>> begin Available records
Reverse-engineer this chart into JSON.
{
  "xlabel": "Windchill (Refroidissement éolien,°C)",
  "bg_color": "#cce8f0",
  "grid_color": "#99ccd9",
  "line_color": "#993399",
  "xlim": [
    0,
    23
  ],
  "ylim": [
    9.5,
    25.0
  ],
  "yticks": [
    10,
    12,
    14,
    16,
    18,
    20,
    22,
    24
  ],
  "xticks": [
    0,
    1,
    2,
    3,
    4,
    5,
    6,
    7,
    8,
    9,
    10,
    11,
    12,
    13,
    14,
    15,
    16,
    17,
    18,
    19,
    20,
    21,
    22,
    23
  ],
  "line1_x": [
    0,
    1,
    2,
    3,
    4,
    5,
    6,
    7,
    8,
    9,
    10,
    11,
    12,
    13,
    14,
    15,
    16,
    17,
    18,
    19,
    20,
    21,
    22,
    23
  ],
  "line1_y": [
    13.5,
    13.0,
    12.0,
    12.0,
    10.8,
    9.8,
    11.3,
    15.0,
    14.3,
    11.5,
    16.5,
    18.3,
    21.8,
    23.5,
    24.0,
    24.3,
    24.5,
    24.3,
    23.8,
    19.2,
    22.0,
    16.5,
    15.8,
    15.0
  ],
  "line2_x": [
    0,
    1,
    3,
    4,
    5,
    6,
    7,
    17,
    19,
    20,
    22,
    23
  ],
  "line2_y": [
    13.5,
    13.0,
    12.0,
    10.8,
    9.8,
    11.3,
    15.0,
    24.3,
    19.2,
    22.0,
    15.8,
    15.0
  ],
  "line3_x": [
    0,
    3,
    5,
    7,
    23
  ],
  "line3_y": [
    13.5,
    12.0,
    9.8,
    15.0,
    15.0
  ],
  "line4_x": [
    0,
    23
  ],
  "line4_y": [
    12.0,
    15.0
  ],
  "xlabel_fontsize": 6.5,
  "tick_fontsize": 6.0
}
>> end Available records
**Task to complete:** Reproduce the data, keeping every line exactly the same.

**Exercise result:**
Reverse-engineer this chart into JSON.
{
  "xlabel": "Windchill (Refroidissement éolien,°C)",
  "bg_color": "#cce8f0",
  "grid_color": "#99ccd9",
  "line_color": "#993399",
  "xlim": [
    0,
    23
  ],
  "ylim": [
    9.5,
    25.0
  ],
  "yticks": [
    10,
    12,
    14,
    16,
    18,
    20,
    22,
    24
  ],
  "xticks": [
    0,
    1,
    2,
    3,
    4,
    5,
    6,
    7,
    8,
    9,
    10,
    11,
    12,
    13,
    14,
    15,
    16,
    17,
    18,
    19,
    20,
    21,
    22,
    23
  ],
  "line1_x": [
    0,
    1,
    2,
    3,
    4,
    5,
    6,
    7,
    8,
    9,
    10,
    11,
    12,
    13,
    14,
    15,
    16,
    17,
    18,
    19,
    20,
    21,
    22,
    23
  ],
  "line1_y": [
    13.5,
    13.0,
    12.0,
    12.0,
    10.8,
    9.8,
    11.3,
    15.0,
    14.3,
    11.5,
    16.5,
    18.3,
    21.8,
    23.5,
    24.0,
    24.3,
    24.5,
    24.3,
    23.8,
    19.2,
    22.0,
    16.5,
    15.8,
    15.0
  ],
  "line2_x": [
    0,
    1,
    3,
    4,
    5,
    6,
    7,
    17,
    19,
    20,
    22,
    23
  ],
  "line2_y": [
    13.5,
    13.0,
    12.0,
    10.8,
    9.8,
    11.3,
    15.0,
    24.3,
    19.2,
    22.0,
    15.8,
    15.0
  ],
  "line3_x": [
    0,
    3,
    5,
    7,
    23
  ],
  "line3_y": [
    13.5,
    12.0,
    9.8,
    15.0,
    15.0
  ],
  "line4_x": [
    0,
    23
  ],
  "line4_y": [
    12.0,
    15.0
  ],
  "xlabel_fontsize": 6.5,
  "tick_fontsize": 6.0
}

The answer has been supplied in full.